== TASK INPUTS
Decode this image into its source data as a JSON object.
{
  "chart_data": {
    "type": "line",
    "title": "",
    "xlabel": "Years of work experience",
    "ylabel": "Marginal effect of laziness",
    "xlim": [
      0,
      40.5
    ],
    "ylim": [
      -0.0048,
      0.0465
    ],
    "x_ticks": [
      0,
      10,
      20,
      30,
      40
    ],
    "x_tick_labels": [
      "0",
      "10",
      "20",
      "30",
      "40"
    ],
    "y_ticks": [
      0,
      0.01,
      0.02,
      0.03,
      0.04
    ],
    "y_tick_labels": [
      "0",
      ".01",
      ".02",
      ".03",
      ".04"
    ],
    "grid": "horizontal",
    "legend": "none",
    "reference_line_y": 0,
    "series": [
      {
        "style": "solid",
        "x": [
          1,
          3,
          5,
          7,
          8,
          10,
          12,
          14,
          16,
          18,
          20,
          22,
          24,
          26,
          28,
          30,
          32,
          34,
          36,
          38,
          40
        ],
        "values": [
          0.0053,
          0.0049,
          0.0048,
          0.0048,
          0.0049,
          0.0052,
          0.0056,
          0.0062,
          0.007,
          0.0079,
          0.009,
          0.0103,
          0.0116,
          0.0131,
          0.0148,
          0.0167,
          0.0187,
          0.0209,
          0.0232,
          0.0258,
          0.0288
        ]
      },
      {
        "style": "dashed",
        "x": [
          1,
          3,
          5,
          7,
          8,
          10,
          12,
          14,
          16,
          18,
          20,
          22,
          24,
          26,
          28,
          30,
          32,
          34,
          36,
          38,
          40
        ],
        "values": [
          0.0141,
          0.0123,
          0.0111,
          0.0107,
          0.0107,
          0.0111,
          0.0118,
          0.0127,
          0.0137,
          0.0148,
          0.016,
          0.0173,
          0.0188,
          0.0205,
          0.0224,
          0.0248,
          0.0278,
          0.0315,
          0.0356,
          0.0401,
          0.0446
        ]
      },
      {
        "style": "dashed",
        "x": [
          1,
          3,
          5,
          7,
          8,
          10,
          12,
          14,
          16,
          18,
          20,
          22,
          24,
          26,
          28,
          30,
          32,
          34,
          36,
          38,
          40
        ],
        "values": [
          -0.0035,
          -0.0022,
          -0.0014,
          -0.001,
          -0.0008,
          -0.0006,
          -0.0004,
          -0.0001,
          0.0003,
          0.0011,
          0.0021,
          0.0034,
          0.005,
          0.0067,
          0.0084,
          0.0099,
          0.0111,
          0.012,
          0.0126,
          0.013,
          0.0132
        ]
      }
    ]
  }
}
====
_WRITTEN INSTRUCTION_. Give a word-for-word copy of the records.

_TASK OUTPUT_.
Decode this image into its source data as a JSON object.
{
  "chart_data": {
    "type": "line",
    "title": "",
    "xlabel": "Years of work experience",
    "ylabel": "Marginal effect of laziness",
    "xlim": [
      0,
      40.5
    ],
    "ylim": [
      -0.0048,
      0.0465
    ],
    "x_ticks": [
      0,
      10,
      20,
      30,
      40
    ],
    "x_tick_labels": [
      "0",
      "10",
      "20",
      "30",
      "40"
    ],
    "y_ticks": [
      0,
      0.01,
      0.02,
      0.03,
      0.04
    ],
    "y_tick_labels": [
      "0",
      ".01",
      ".02",
      ".03",
      ".04"
    ],
    "grid": "horizontal",
    "legend": "none",
    "reference_line_y": 0,
    "series": [
      {
        "style": "solid",
        "x": [
          1,
          3,
          5,
          7,
          8,
          10,
          12,
          14,
          16,
          18,
          20,
          22,
          24,
          26,
          28,
          30,
          32,
          34,
          36,
          38,
          40
        ],
        "values": [
          0.0053,
          0.0049,
          0.0048,
          0.0048,
          0.0049,
          0.0052,
          0.0056,
          0.0062,
          0.007,
          0.0079,
          0.009,
          0.0103,
          0.0116,
          0.0131,
          0.0148,
          0.0167,
          0.0187,
          0.0209,
          0.0232,
          0.0258,
          0.0288
        ]
      },
      {
        "style": "dashed",
        "x": [
          1,
          3,
          5,
          7,
          8,
          10,
          12,
          14,
          16,
          18,
          20,
          22,
          24,
          26,
          28,
          30,
          32,
          34,
          36,
          38,
          40
        ],
        "values": [
          0.0141,
          0.0123,
          0.0111,
          0.0107,
          0.0107,
          0.0111,
          0.0118,
          0.0127,
          0.0137,
          0.0148,
          0.016,
          0.0173,
          0.0188,
          0.0205,
          0.0224,
          0.0248,
          0.0278,
          0.0315,
          0.0356,
          0.0401,
          0.0446
        ]
      },
      {
        "style": "dashed",
        "x": [
          1,
          3,
          5,
          7,
          8,
          10,
          12,
          14,
          16,
          18,
          20,
          22,
          24,
          26,
          28,
          30,
          32,
          34,
          36,
          38,
          40
        ],
        "values": [
          -0.0035,
          -0.0022,
          -0.0014,
          -0.001,
          -0.0008,
          -0.0006,
          -0.0004,
          -0.0001,
          0.0003,
          0.0011,
          0.0021,
          0.0034,
          0.005,
          0.0067,
          0.0084,
          0.0099,
          0.0111,
          0.012,
          0.0126,
          0.013,
          0.0132
        ]
      }
    ]
  }
}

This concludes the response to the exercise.